**Quoted passage:**
begin

09:43 - In other words, all of these demos follow the same pattern. You’re going to see the same code pretty much except for the policy and maybe a little bit of stuff. >> Okay. >> Let’s go back to the demo here and you’ll see what we’ve got here. We’ve got an execute async with a cancellation token. We’re reporting some progress. We’re creating a new http client. There’s no policy here. There’s no failbacks. This is like a typical kind of application.

10:16 - You have a try-catch, and in the try, we call this Web API route API values and the total request, which is the number. We’ll display that, and if we get an exception, we’ll report that. Then we’re going to wait half a second and we’ll go back and continue doing this demo. Then it shows some statistics. This is pattern of these demos. Let me show you what happens with no error handling, and you can see the errors are in red, the good requests are in green. One, two, three within five seconds happen, and then these other ones through 10, like this is what you’d expect, right? >> Right. >> Okay.

When I press “Control C”, 11:06 - we can close that. Now, let’s go to the next demo, which is a retry for N number of times. This is the way that you create a policy in Polly. Here’s the policy. We’re handling regular exception and you can put in whatever exceptions you want, even looks them out. The policy name is retry async. We’re going to retry three times. >> Okay. >> Okay. There’s no delay in between each retry. It’s just going to retry three times. By the way, these demos aren’t, how shall I say, prescriptive, like these aren’t hey, do it this way.

end

**Records:**
begin

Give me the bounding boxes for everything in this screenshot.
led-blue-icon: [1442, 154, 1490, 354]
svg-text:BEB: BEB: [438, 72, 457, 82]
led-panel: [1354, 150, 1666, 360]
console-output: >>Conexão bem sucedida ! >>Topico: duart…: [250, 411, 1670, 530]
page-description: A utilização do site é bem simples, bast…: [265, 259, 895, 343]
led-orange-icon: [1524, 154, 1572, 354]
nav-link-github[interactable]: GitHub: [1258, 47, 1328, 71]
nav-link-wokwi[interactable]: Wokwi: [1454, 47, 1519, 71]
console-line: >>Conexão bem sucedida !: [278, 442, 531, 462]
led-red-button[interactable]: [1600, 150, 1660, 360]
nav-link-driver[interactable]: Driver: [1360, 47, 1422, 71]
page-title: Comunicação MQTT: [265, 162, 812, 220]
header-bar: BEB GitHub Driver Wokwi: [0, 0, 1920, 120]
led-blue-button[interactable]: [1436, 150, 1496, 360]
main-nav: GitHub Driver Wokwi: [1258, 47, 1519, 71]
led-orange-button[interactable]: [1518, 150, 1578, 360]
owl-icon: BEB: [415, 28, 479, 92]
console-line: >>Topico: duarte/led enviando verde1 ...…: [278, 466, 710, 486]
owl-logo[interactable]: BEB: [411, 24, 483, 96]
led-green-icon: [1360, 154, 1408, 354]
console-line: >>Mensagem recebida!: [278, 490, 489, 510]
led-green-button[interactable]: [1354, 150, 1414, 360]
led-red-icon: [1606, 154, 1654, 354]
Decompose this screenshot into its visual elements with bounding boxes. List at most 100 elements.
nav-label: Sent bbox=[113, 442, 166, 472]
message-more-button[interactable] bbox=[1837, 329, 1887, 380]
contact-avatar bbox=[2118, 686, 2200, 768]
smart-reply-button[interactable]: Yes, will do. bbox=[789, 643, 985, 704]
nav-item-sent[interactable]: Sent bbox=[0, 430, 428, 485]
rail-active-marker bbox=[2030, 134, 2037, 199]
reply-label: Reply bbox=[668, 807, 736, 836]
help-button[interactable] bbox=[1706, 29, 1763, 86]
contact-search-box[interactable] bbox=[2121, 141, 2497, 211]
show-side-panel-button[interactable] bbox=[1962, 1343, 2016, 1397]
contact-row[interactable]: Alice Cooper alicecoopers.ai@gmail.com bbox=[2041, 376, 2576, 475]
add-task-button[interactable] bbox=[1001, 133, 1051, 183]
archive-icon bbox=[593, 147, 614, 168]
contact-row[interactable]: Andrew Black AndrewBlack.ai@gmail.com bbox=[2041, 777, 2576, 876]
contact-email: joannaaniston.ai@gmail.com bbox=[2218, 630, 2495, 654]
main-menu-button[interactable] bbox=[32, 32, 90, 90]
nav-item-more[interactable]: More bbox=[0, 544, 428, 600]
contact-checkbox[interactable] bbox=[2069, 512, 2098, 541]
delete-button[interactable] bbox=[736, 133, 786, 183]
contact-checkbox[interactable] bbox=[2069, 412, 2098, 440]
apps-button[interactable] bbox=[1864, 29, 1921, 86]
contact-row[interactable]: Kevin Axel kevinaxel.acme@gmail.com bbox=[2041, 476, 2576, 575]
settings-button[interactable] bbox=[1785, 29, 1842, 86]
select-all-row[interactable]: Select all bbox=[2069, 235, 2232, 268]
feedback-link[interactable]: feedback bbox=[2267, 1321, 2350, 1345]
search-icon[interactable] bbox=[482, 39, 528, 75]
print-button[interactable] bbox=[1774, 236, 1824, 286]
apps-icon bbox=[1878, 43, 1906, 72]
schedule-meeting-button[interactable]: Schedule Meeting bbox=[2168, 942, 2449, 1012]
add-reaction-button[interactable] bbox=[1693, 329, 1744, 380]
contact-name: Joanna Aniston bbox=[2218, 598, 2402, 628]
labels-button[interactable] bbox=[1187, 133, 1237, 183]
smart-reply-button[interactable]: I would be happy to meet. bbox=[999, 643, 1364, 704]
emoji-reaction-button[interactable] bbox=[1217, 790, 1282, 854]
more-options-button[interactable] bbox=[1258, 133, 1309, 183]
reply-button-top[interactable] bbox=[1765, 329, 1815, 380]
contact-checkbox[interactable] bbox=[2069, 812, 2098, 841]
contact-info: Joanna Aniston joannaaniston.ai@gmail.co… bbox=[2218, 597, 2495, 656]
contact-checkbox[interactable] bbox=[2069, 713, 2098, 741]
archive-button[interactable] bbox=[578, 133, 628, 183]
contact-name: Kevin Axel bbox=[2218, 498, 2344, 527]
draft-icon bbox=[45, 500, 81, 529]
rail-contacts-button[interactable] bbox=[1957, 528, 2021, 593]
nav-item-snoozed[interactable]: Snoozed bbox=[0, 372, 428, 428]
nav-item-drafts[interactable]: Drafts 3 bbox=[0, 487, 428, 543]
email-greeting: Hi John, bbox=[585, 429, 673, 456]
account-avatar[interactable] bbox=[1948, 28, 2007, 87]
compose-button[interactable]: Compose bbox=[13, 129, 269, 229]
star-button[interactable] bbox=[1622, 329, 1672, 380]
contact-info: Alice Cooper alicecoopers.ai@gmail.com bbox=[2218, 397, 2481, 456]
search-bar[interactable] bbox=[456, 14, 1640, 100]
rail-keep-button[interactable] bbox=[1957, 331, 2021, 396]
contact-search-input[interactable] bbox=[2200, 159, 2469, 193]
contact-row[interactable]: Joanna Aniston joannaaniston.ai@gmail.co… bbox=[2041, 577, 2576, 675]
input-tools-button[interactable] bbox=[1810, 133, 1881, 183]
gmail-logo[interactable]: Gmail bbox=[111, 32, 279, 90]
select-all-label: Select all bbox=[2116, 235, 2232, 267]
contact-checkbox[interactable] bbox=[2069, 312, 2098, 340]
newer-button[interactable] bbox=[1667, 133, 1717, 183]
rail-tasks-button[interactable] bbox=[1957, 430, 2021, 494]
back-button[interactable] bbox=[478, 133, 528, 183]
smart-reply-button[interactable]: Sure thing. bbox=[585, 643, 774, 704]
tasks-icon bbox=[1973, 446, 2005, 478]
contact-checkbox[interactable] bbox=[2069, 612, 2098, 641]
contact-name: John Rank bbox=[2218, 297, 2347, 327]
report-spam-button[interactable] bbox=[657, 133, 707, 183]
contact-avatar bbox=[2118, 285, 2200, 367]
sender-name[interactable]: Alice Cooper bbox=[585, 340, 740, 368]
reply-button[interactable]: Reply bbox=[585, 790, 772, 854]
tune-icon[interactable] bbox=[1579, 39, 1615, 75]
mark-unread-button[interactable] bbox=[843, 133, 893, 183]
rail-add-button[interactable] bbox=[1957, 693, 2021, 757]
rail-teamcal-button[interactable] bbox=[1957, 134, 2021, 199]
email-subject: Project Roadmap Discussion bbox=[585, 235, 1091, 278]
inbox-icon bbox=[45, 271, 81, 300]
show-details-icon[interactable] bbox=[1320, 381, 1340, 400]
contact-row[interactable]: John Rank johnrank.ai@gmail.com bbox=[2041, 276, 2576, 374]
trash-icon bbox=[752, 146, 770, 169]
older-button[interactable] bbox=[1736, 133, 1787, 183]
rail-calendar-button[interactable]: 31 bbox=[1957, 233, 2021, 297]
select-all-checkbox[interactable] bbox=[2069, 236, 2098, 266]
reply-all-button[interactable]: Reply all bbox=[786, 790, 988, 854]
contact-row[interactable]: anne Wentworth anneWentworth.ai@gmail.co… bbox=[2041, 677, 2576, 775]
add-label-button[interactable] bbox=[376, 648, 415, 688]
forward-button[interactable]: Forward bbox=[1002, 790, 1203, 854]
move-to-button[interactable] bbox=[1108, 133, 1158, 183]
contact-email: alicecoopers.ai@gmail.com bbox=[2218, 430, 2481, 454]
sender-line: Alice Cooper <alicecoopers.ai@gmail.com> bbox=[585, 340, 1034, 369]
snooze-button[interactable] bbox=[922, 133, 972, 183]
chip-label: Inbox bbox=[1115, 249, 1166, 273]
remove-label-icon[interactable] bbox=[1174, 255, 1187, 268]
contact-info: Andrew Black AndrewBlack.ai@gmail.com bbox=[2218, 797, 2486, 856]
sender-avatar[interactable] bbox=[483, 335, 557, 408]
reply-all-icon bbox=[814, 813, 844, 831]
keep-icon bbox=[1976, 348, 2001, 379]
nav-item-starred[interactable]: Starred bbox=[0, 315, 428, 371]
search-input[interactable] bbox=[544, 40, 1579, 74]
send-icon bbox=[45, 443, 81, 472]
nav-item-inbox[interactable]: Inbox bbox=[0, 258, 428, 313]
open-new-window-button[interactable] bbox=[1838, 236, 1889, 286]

end

**Exercise brief:** List every timestamp that appears in the transcript about the Polly demos.

**Worked solution:**
09:43
10:16
11:06